▶ _DATA IN THIS EXERCISE_:
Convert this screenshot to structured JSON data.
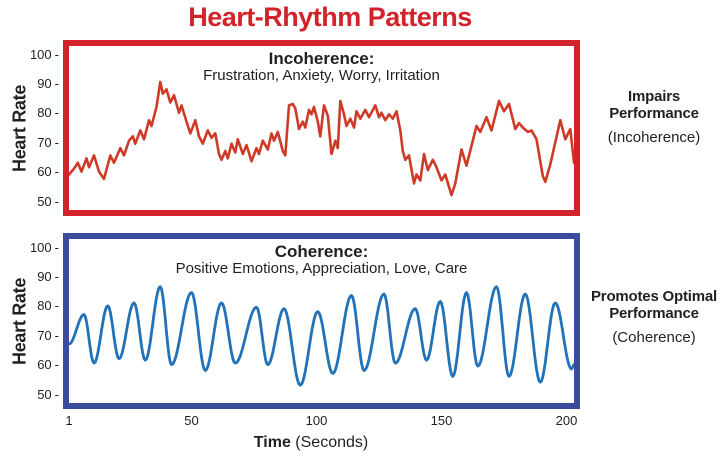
{
  "title": "Heart-Rhythm Patterns",
  "colors": {
    "title": "#d2232a",
    "red_border": "#d2232a",
    "red_line": "#cf3a27",
    "blue_border": "#3a4c9c",
    "blue_line": "#2272b8",
    "text": "#231f20"
  },
  "axes": {
    "y_label": "Heart Rate",
    "y_ticks": [
      100,
      90,
      80,
      70,
      60,
      50
    ],
    "x_ticks": [
      1,
      50,
      100,
      150,
      200
    ],
    "x_range": [
      1,
      203
    ],
    "y_range": [
      50,
      100
    ],
    "x_label_bold": "Time",
    "x_label_rest": " (Seconds)"
  },
  "panels": [
    {
      "heading": "Incoherence:",
      "subheading": "Frustration, Anxiety, Worry, Irritation",
      "border_color": "#d2232a",
      "side_bold_1": "Impairs",
      "side_bold_2": "Performance",
      "side_normal": "(Incoherence)"
    },
    {
      "heading": "Coherence:",
      "subheading": "Positive Emotions, Appreciation, Love, Care",
      "border_color": "#3a4c9c",
      "side_bold_1": "Promotes Optimal",
      "side_bold_2": "Performance",
      "side_normal": "(Coherence)"
    }
  ],
  "chart_data": [
    {
      "type": "line",
      "title": "Incoherence: Frustration, Anxiety, Worry, Irritation",
      "xlabel": "Time (Seconds)",
      "ylabel": "Heart Rate",
      "xlim": [
        1,
        203
      ],
      "ylim": [
        50,
        100
      ],
      "x_ticks": [
        1,
        50,
        100,
        150,
        200
      ],
      "y_ticks": [
        50,
        60,
        70,
        80,
        90,
        100
      ],
      "grid": false,
      "legend": "none",
      "line_color": "#cf3a27",
      "interpolation": "linear",
      "points": [
        [
          1,
          59
        ],
        [
          3,
          61
        ],
        [
          4.5,
          63
        ],
        [
          6,
          60
        ],
        [
          8,
          64.5
        ],
        [
          9,
          61.5
        ],
        [
          11,
          65.5
        ],
        [
          13,
          60
        ],
        [
          15,
          57.5
        ],
        [
          17.5,
          65.5
        ],
        [
          19,
          63
        ],
        [
          21.5,
          68
        ],
        [
          23,
          65.5
        ],
        [
          25,
          70.5
        ],
        [
          26.5,
          72
        ],
        [
          27.5,
          69.5
        ],
        [
          29.5,
          74
        ],
        [
          31,
          71
        ],
        [
          33,
          77.5
        ],
        [
          34,
          75.5
        ],
        [
          36,
          82
        ],
        [
          37.5,
          90.5
        ],
        [
          38.5,
          86.5
        ],
        [
          40,
          88
        ],
        [
          41.5,
          83.5
        ],
        [
          43,
          86
        ],
        [
          45,
          80
        ],
        [
          46,
          82.5
        ],
        [
          48,
          77
        ],
        [
          49.5,
          73
        ],
        [
          51.5,
          77.5
        ],
        [
          53,
          72
        ],
        [
          54.5,
          69.5
        ],
        [
          56.5,
          74
        ],
        [
          58,
          71.5
        ],
        [
          59.5,
          73
        ],
        [
          61,
          66
        ],
        [
          62,
          64
        ],
        [
          63.5,
          67
        ],
        [
          64.5,
          64.5
        ],
        [
          66,
          69.5
        ],
        [
          67.5,
          66.5
        ],
        [
          68.5,
          71
        ],
        [
          70.5,
          66
        ],
        [
          72,
          69
        ],
        [
          74,
          63.5
        ],
        [
          76,
          68
        ],
        [
          77,
          66
        ],
        [
          78.5,
          70.5
        ],
        [
          80.5,
          67.5
        ],
        [
          82,
          73
        ],
        [
          83,
          70.5
        ],
        [
          84.5,
          73.5
        ],
        [
          86.5,
          67
        ],
        [
          87.5,
          65.5
        ],
        [
          89,
          82.5
        ],
        [
          90.5,
          83
        ],
        [
          91.5,
          81.5
        ],
        [
          93,
          74.5
        ],
        [
          94.5,
          77
        ],
        [
          95.5,
          75
        ],
        [
          97,
          81
        ],
        [
          98,
          79.5
        ],
        [
          99,
          82
        ],
        [
          100.5,
          77
        ],
        [
          101.5,
          72
        ],
        [
          103,
          82.5
        ],
        [
          104.5,
          79
        ],
        [
          106,
          66
        ],
        [
          107.5,
          70.5
        ],
        [
          108.5,
          68
        ],
        [
          109.5,
          84
        ],
        [
          111,
          79.5
        ],
        [
          112,
          75.5
        ],
        [
          113.5,
          78
        ],
        [
          115,
          75
        ],
        [
          116,
          80.5
        ],
        [
          117.5,
          78
        ],
        [
          119.5,
          81
        ],
        [
          121,
          78.5
        ],
        [
          123.5,
          82.5
        ],
        [
          125,
          78.5
        ],
        [
          126,
          80
        ],
        [
          127.5,
          77.5
        ],
        [
          129,
          79.5
        ],
        [
          130.5,
          78
        ],
        [
          132,
          80.5
        ],
        [
          133.5,
          74
        ],
        [
          134.5,
          67
        ],
        [
          135.5,
          64
        ],
        [
          137,
          65.5
        ],
        [
          139,
          56
        ],
        [
          140,
          59
        ],
        [
          141.5,
          57
        ],
        [
          143,
          66
        ],
        [
          144.5,
          60.5
        ],
        [
          146.5,
          64
        ],
        [
          148,
          61.5
        ],
        [
          150,
          57
        ],
        [
          151.5,
          59
        ],
        [
          154,
          52
        ],
        [
          155.5,
          56
        ],
        [
          158,
          67.5
        ],
        [
          160,
          62
        ],
        [
          164,
          75.5
        ],
        [
          165.5,
          73.5
        ],
        [
          168,
          78.5
        ],
        [
          170,
          74
        ],
        [
          173,
          84
        ],
        [
          175,
          80.5
        ],
        [
          177,
          83
        ],
        [
          179.5,
          74.5
        ],
        [
          181,
          76.5
        ],
        [
          182.5,
          75
        ],
        [
          184.5,
          73.5
        ],
        [
          186,
          74
        ],
        [
          188,
          71
        ],
        [
          190.5,
          58.5
        ],
        [
          191.5,
          56.5
        ],
        [
          193.5,
          62.5
        ],
        [
          197.5,
          77.5
        ],
        [
          199.5,
          71
        ],
        [
          201.5,
          74.5
        ],
        [
          203,
          63
        ]
      ]
    },
    {
      "type": "line",
      "title": "Coherence: Positive Emotions, Appreciation, Love, Care",
      "xlabel": "Time (Seconds)",
      "ylabel": "Heart Rate",
      "xlim": [
        1,
        203
      ],
      "ylim": [
        50,
        100
      ],
      "x_ticks": [
        1,
        50,
        100,
        150,
        200
      ],
      "y_ticks": [
        50,
        60,
        70,
        80,
        90,
        100
      ],
      "grid": false,
      "legend": "none",
      "line_color": "#2272b8",
      "interpolation": "smooth",
      "points": [
        [
          1,
          67
        ],
        [
          7,
          77
        ],
        [
          11,
          60.5
        ],
        [
          16.5,
          80
        ],
        [
          21,
          62
        ],
        [
          27,
          81
        ],
        [
          31.5,
          61.5
        ],
        [
          37.5,
          86.5
        ],
        [
          42,
          60
        ],
        [
          50,
          84.5
        ],
        [
          55.5,
          58
        ],
        [
          62,
          81
        ],
        [
          67.5,
          60.5
        ],
        [
          76,
          79.5
        ],
        [
          80.5,
          60
        ],
        [
          87,
          79
        ],
        [
          93.5,
          53
        ],
        [
          100.5,
          78
        ],
        [
          106.5,
          57
        ],
        [
          114,
          83.5
        ],
        [
          119,
          58
        ],
        [
          127,
          84
        ],
        [
          131.5,
          60.5
        ],
        [
          139.5,
          79
        ],
        [
          144,
          61.5
        ],
        [
          149.5,
          81.5
        ],
        [
          154.5,
          56
        ],
        [
          160,
          84.5
        ],
        [
          164.5,
          59.5
        ],
        [
          172,
          86.5
        ],
        [
          177,
          56
        ],
        [
          183.5,
          84
        ],
        [
          189.5,
          54
        ],
        [
          195.5,
          81
        ],
        [
          202,
          58.5
        ],
        [
          203,
          60
        ]
      ]
    }
  ]
}
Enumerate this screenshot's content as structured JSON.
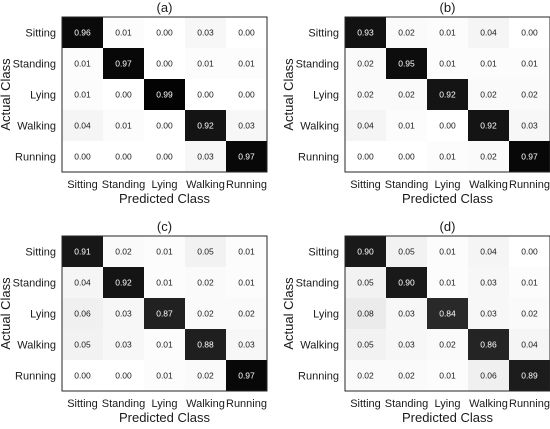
{
  "figure": {
    "xlabel": "Predicted Class",
    "ylabel": "Actual Class"
  },
  "chart_data": [
    {
      "type": "heatmap",
      "title": "(a)",
      "xlabel": "Predicted Class",
      "ylabel": "Actual Class",
      "x_categories": [
        "Sitting",
        "Standing",
        "Lying",
        "Walking",
        "Running"
      ],
      "y_categories": [
        "Sitting",
        "Standing",
        "Lying",
        "Walking",
        "Running"
      ],
      "values": [
        [
          0.96,
          0.01,
          0.0,
          0.03,
          0.0
        ],
        [
          0.01,
          0.97,
          0.0,
          0.01,
          0.01
        ],
        [
          0.01,
          0.0,
          0.99,
          0.0,
          0.0
        ],
        [
          0.04,
          0.01,
          0.0,
          0.92,
          0.03
        ],
        [
          0.0,
          0.0,
          0.0,
          0.03,
          0.97
        ]
      ],
      "colormap": "white-to-black",
      "value_range": [
        0,
        1
      ]
    },
    {
      "type": "heatmap",
      "title": "(b)",
      "xlabel": "Predicted Class",
      "ylabel": "Actual Class",
      "x_categories": [
        "Sitting",
        "Standing",
        "Lying",
        "Walking",
        "Running"
      ],
      "y_categories": [
        "Sitting",
        "Standing",
        "Lying",
        "Walking",
        "Running"
      ],
      "values": [
        [
          0.93,
          0.02,
          0.01,
          0.04,
          0.0
        ],
        [
          0.02,
          0.95,
          0.01,
          0.01,
          0.01
        ],
        [
          0.02,
          0.02,
          0.92,
          0.02,
          0.02
        ],
        [
          0.04,
          0.01,
          0.0,
          0.92,
          0.03
        ],
        [
          0.0,
          0.0,
          0.01,
          0.02,
          0.97
        ]
      ],
      "colormap": "white-to-black",
      "value_range": [
        0,
        1
      ]
    },
    {
      "type": "heatmap",
      "title": "(c)",
      "xlabel": "Predicted Class",
      "ylabel": "Actual Class",
      "x_categories": [
        "Sitting",
        "Standing",
        "Lying",
        "Walking",
        "Running"
      ],
      "y_categories": [
        "Sitting",
        "Standing",
        "Lying",
        "Walking",
        "Running"
      ],
      "values": [
        [
          0.91,
          0.02,
          0.01,
          0.05,
          0.01
        ],
        [
          0.04,
          0.92,
          0.01,
          0.02,
          0.01
        ],
        [
          0.06,
          0.03,
          0.87,
          0.02,
          0.02
        ],
        [
          0.05,
          0.03,
          0.01,
          0.88,
          0.03
        ],
        [
          0.0,
          0.0,
          0.01,
          0.02,
          0.97
        ]
      ],
      "colormap": "white-to-black",
      "value_range": [
        0,
        1
      ]
    },
    {
      "type": "heatmap",
      "title": "(d)",
      "xlabel": "Predicted Class",
      "ylabel": "Actual Class",
      "x_categories": [
        "Sitting",
        "Standing",
        "Lying",
        "Walking",
        "Running"
      ],
      "y_categories": [
        "Sitting",
        "Standing",
        "Lying",
        "Walking",
        "Running"
      ],
      "values": [
        [
          0.9,
          0.05,
          0.01,
          0.04,
          0.0
        ],
        [
          0.05,
          0.9,
          0.01,
          0.03,
          0.01
        ],
        [
          0.08,
          0.03,
          0.84,
          0.03,
          0.02
        ],
        [
          0.05,
          0.03,
          0.02,
          0.86,
          0.04
        ],
        [
          0.02,
          0.02,
          0.01,
          0.06,
          0.89
        ]
      ],
      "colormap": "white-to-black",
      "value_range": [
        0,
        1
      ]
    }
  ]
}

▶ _SHORT PROBLEM_: Look through the entries above and report each line where the string "Appreciation" occurs.

▶ _PROBLEM SOLUTION_:
      "subheading": "Positive Emotions, Appreciation, Love, Care",
      "title": "Coherence: Positive Emotions, Appreciation, Love, Care",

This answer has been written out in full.